Write out each line from the data below that includes the word "Church".

------ EXTRACTED ENTRIES

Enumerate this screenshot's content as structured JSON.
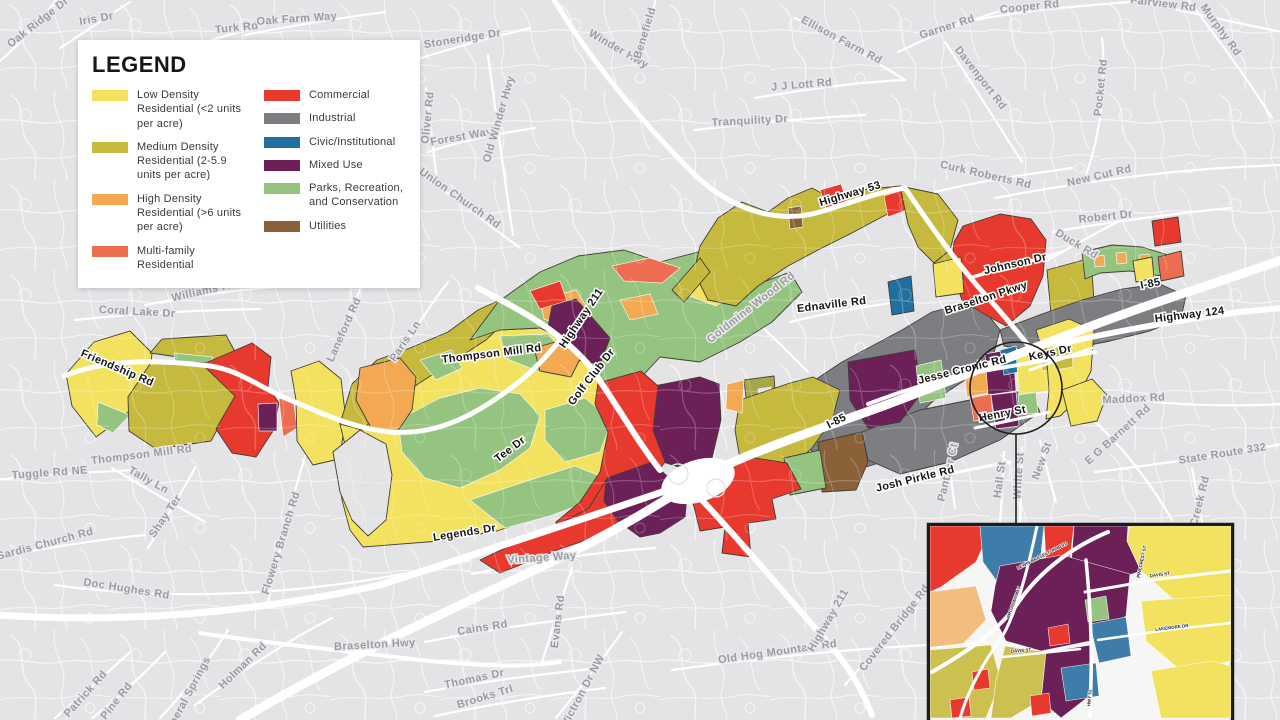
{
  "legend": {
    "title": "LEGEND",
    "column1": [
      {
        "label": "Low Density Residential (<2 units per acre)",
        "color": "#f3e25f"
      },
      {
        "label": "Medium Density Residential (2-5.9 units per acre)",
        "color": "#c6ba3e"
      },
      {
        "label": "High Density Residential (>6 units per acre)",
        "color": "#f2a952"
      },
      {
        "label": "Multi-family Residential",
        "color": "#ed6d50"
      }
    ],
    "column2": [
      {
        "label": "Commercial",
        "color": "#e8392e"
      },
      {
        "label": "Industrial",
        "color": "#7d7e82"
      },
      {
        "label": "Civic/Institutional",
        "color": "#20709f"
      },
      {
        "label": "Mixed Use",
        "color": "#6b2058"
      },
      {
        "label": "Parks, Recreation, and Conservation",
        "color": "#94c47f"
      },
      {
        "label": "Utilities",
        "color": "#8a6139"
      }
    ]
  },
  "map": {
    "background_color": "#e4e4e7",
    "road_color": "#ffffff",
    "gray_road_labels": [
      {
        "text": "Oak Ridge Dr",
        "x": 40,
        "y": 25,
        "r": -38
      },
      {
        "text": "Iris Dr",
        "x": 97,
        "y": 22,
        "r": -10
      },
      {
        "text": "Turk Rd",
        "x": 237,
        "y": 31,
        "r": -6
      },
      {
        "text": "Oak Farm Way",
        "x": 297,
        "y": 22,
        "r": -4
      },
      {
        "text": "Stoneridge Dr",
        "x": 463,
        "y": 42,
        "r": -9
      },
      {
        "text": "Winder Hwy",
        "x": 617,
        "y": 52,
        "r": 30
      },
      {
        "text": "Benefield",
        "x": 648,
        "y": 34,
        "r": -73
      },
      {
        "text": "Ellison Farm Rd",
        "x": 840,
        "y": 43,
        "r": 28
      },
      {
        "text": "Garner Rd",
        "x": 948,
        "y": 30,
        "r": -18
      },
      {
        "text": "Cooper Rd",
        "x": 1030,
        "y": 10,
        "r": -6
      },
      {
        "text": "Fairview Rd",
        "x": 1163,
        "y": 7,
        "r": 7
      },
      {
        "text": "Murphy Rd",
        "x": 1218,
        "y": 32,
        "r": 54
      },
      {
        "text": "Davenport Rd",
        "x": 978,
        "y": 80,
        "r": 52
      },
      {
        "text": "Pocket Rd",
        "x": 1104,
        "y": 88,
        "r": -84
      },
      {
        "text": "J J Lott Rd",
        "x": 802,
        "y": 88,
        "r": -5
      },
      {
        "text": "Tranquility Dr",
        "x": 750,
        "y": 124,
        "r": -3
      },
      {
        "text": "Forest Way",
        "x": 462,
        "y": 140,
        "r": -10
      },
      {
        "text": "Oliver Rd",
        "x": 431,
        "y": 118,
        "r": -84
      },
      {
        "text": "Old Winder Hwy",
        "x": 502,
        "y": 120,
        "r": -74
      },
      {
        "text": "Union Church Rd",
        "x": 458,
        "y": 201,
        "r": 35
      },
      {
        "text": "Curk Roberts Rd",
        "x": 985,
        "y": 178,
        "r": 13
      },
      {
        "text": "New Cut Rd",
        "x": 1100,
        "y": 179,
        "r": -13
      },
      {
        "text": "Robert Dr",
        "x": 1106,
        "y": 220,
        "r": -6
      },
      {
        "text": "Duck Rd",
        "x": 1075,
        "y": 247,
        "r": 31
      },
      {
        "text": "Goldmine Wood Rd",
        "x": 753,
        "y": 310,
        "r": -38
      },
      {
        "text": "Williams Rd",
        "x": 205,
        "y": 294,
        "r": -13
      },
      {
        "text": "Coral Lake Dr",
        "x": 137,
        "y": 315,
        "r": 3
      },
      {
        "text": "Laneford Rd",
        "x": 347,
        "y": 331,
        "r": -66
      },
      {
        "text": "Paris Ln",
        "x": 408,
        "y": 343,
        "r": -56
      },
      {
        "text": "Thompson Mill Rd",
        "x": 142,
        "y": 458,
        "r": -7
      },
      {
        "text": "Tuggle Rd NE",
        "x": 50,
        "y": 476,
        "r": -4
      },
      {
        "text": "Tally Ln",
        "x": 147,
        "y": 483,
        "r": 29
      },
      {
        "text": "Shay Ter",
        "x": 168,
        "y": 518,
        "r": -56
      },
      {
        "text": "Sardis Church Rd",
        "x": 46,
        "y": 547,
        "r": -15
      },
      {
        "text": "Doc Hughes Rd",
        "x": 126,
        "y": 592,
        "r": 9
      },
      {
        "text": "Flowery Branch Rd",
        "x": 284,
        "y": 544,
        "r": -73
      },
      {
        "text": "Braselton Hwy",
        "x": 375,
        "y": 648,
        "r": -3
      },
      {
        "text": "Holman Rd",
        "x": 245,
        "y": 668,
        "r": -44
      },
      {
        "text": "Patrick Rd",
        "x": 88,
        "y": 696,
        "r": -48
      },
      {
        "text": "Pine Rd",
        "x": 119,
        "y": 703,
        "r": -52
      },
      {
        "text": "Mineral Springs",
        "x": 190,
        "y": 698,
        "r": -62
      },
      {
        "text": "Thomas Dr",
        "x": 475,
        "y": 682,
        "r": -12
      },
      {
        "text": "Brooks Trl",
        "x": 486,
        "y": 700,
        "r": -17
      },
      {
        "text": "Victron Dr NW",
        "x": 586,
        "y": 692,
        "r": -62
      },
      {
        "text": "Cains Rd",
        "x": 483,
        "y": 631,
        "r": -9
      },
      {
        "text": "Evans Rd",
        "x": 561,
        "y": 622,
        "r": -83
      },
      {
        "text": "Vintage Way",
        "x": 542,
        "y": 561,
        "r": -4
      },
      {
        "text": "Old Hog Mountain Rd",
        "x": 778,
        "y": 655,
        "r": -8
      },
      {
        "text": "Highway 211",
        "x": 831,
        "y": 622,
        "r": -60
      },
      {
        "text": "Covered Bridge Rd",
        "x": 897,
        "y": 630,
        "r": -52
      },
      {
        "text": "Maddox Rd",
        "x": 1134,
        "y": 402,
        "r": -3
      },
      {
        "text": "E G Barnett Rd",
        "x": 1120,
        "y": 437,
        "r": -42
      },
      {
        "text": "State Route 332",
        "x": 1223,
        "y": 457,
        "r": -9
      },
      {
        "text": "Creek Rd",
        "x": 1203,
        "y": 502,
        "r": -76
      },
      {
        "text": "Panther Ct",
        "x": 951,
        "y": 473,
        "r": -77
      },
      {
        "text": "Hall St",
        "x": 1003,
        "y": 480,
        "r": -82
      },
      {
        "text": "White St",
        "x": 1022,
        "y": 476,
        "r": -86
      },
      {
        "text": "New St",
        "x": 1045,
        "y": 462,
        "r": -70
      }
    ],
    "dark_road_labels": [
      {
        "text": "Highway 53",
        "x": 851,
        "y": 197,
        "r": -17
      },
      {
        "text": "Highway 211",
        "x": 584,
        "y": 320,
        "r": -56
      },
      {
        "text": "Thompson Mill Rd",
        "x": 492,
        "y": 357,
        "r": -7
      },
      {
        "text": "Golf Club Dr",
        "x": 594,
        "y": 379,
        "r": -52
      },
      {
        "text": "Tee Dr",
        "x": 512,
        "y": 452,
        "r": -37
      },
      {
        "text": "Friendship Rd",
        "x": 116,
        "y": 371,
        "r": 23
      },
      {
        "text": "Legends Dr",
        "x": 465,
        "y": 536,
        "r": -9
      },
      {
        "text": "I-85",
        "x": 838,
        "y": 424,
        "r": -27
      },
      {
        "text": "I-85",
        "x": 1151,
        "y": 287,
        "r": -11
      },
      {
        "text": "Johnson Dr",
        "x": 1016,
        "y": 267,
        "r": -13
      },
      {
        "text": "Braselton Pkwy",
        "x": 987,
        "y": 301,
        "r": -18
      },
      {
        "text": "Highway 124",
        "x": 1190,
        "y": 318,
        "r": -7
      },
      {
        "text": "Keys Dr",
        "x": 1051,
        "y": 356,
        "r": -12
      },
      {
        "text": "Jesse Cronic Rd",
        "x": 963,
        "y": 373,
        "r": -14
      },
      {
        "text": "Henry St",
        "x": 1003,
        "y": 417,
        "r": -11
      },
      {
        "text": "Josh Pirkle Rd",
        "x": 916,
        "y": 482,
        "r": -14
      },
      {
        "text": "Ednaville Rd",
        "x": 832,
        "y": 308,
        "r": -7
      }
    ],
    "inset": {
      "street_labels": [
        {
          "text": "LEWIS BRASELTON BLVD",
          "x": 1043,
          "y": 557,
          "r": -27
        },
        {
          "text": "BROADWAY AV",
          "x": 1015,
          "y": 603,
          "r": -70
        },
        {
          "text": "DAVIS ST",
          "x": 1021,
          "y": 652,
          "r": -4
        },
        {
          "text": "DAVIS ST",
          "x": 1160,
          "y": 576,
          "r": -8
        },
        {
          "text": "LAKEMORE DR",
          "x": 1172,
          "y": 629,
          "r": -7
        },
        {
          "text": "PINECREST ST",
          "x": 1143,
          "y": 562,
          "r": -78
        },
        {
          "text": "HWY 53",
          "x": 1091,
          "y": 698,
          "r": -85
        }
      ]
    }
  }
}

------------
------ EXTRACTED ENTRIES

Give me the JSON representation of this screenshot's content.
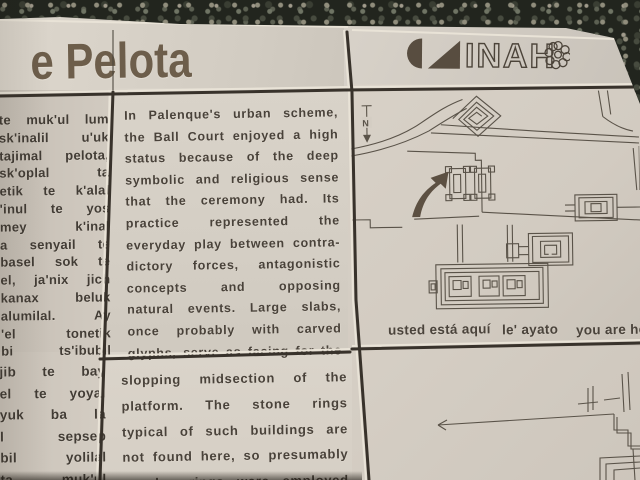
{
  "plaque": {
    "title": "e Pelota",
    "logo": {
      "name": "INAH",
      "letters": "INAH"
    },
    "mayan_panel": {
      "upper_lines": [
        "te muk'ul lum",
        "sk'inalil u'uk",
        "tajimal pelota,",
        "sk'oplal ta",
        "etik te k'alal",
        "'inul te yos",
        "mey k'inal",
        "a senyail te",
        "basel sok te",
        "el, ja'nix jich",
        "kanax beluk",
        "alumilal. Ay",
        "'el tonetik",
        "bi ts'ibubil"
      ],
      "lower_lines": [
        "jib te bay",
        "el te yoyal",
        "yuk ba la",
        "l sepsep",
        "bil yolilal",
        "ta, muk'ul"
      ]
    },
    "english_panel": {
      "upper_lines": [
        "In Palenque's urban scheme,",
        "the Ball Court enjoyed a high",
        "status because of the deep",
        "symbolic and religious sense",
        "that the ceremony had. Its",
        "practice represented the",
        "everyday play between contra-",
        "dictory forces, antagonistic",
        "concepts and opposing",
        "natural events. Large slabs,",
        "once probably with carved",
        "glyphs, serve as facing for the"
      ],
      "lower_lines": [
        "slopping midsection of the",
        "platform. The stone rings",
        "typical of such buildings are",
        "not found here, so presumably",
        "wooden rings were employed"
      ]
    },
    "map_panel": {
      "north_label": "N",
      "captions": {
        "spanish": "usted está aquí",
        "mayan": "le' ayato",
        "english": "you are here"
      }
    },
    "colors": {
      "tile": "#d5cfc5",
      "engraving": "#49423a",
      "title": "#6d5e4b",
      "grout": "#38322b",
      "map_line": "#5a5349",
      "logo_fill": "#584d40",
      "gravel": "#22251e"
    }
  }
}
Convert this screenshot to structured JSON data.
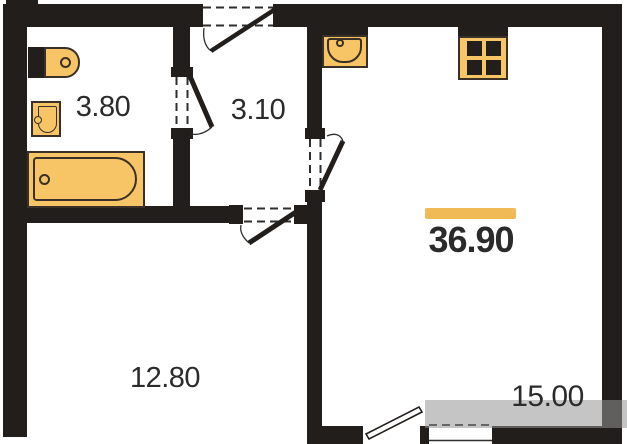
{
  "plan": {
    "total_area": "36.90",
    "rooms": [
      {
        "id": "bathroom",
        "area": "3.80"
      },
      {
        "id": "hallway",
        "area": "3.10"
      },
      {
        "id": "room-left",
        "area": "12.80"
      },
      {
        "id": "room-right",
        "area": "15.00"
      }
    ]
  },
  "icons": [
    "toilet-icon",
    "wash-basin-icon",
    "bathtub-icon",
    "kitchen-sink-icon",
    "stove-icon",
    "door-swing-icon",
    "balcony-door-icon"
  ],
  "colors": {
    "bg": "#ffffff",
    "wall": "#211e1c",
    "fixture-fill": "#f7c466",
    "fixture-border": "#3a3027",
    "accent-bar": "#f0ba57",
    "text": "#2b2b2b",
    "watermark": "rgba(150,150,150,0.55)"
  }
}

------------

_TASK RESPONSE_:
        "text": "Union Church Rd",
        "text": "Sardis Church Rd",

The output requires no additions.